**TASK TO COMPLETE**
An exact, complete copy of the lines below is the expected answer.

**EXERCISE MATERIALS**
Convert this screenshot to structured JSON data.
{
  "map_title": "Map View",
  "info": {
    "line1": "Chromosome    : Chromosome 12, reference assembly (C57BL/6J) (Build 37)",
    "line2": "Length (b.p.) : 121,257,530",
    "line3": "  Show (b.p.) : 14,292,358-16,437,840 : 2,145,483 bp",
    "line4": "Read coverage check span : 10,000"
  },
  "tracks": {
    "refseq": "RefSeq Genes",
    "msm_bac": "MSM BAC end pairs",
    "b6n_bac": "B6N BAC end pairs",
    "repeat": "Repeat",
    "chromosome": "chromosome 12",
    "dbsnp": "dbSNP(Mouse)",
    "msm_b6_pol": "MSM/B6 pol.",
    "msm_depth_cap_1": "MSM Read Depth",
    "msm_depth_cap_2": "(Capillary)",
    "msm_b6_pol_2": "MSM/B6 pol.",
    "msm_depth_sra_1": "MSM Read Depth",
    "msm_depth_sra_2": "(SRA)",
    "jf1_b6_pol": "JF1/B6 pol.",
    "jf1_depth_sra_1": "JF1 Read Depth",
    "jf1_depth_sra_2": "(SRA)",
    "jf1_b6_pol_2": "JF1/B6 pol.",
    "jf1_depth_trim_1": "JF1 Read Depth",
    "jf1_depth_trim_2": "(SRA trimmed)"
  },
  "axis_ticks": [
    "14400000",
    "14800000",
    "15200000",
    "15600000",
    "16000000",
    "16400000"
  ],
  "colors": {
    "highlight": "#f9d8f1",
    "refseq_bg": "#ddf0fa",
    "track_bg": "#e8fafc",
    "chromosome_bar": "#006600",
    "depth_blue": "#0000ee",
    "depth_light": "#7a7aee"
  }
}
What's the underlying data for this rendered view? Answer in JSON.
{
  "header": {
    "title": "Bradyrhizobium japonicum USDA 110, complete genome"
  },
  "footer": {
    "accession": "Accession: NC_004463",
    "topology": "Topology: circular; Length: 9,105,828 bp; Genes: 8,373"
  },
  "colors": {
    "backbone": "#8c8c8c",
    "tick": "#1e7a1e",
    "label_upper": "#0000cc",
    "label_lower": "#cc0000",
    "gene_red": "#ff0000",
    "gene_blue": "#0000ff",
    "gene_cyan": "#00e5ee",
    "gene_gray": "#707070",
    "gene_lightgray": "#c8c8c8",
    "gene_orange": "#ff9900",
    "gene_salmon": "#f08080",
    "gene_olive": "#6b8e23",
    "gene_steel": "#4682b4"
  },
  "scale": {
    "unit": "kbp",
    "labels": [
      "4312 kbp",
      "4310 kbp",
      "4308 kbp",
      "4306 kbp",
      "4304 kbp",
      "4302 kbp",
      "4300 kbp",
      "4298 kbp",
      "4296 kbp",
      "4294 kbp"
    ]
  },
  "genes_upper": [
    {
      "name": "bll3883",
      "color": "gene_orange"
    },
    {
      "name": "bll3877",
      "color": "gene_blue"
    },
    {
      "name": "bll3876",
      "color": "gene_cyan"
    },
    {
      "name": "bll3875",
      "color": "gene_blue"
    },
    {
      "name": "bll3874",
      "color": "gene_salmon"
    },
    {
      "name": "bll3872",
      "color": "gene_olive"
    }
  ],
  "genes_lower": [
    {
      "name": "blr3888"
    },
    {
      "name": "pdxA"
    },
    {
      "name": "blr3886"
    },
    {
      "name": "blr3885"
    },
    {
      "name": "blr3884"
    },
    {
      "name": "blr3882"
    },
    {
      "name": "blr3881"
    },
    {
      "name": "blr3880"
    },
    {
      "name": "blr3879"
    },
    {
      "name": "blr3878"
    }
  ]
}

**EXERCISE SOLUTION**
Convert this screenshot to structured JSON data.
{
  "map_title": "Map View",
  "info": {
    "line1": "Chromosome    : Chromosome 12, reference assembly (C57BL/6J) (Build 37)",
    "line2": "Length (b.p.) : 121,257,530",
    "line3": "  Show (b.p.) : 14,292,358-16,437,840 : 2,145,483 bp",
    "line4": "Read coverage check span : 10,000"
  },
  "tracks": {
    "refseq": "RefSeq Genes",
    "msm_bac": "MSM BAC end pairs",
    "b6n_bac": "B6N BAC end pairs",
    "repeat": "Repeat",
    "chromosome": "chromosome 12",
    "dbsnp": "dbSNP(Mouse)",
    "msm_b6_pol": "MSM/B6 pol.",
    "msm_depth_cap_1": "MSM Read Depth",
    "msm_depth_cap_2": "(Capillary)",
    "msm_b6_pol_2": "MSM/B6 pol.",
    "msm_depth_sra_1": "MSM Read Depth",
    "msm_depth_sra_2": "(SRA)",
    "jf1_b6_pol": "JF1/B6 pol.",
    "jf1_depth_sra_1": "JF1 Read Depth",
    "jf1_depth_sra_2": "(SRA)",
    "jf1_b6_pol_2": "JF1/B6 pol.",
    "jf1_depth_trim_1": "JF1 Read Depth",
    "jf1_depth_trim_2": "(SRA trimmed)"
  },
  "axis_ticks": [
    "14400000",
    "14800000",
    "15200000",
    "15600000",
    "16000000",
    "16400000"
  ],
  "colors": {
    "highlight": "#f9d8f1",
    "refseq_bg": "#ddf0fa",
    "track_bg": "#e8fafc",
    "chromosome_bar": "#006600",
    "depth_blue": "#0000ee",
    "depth_light": "#7a7aee"
  }
}
What's the underlying data for this rendered view? Answer in JSON.
{
  "header": {
    "title": "Bradyrhizobium japonicum USDA 110, complete genome"
  },
  "footer": {
    "accession": "Accession: NC_004463",
    "topology": "Topology: circular; Length: 9,105,828 bp; Genes: 8,373"
  },
  "colors": {
    "backbone": "#8c8c8c",
    "tick": "#1e7a1e",
    "label_upper": "#0000cc",
    "label_lower": "#cc0000",
    "gene_red": "#ff0000",
    "gene_blue": "#0000ff",
    "gene_cyan": "#00e5ee",
    "gene_gray": "#707070",
    "gene_lightgray": "#c8c8c8",
    "gene_orange": "#ff9900",
    "gene_salmon": "#f08080",
    "gene_olive": "#6b8e23",
    "gene_steel": "#4682b4"
  },
  "scale": {
    "unit": "kbp",
    "labels": [
      "4312 kbp",
      "4310 kbp",
      "4308 kbp",
      "4306 kbp",
      "4304 kbp",
      "4302 kbp",
      "4300 kbp",
      "4298 kbp",
      "4296 kbp",
      "4294 kbp"
    ]
  },
  "genes_upper": [
    {
      "name": "bll3883",
      "color": "gene_orange"
    },
    {
      "name": "bll3877",
      "color": "gene_blue"
    },
    {
      "name": "bll3876",
      "color": "gene_cyan"
    },
    {
      "name": "bll3875",
      "color": "gene_blue"
    },
    {
      "name": "bll3874",
      "color": "gene_salmon"
    },
    {
      "name": "bll3872",
      "color": "gene_olive"
    }
  ],
  "genes_lower": [
    {
      "name": "blr3888"
    },
    {
      "name": "pdxA"
    },
    {
      "name": "blr3886"
    },
    {
      "name": "blr3885"
    },
    {
      "name": "blr3884"
    },
    {
      "name": "blr3882"
    },
    {
      "name": "blr3881"
    },
    {
      "name": "blr3880"
    },
    {
      "name": "blr3879"
    },
    {
      "name": "blr3878"
    }
  ]
}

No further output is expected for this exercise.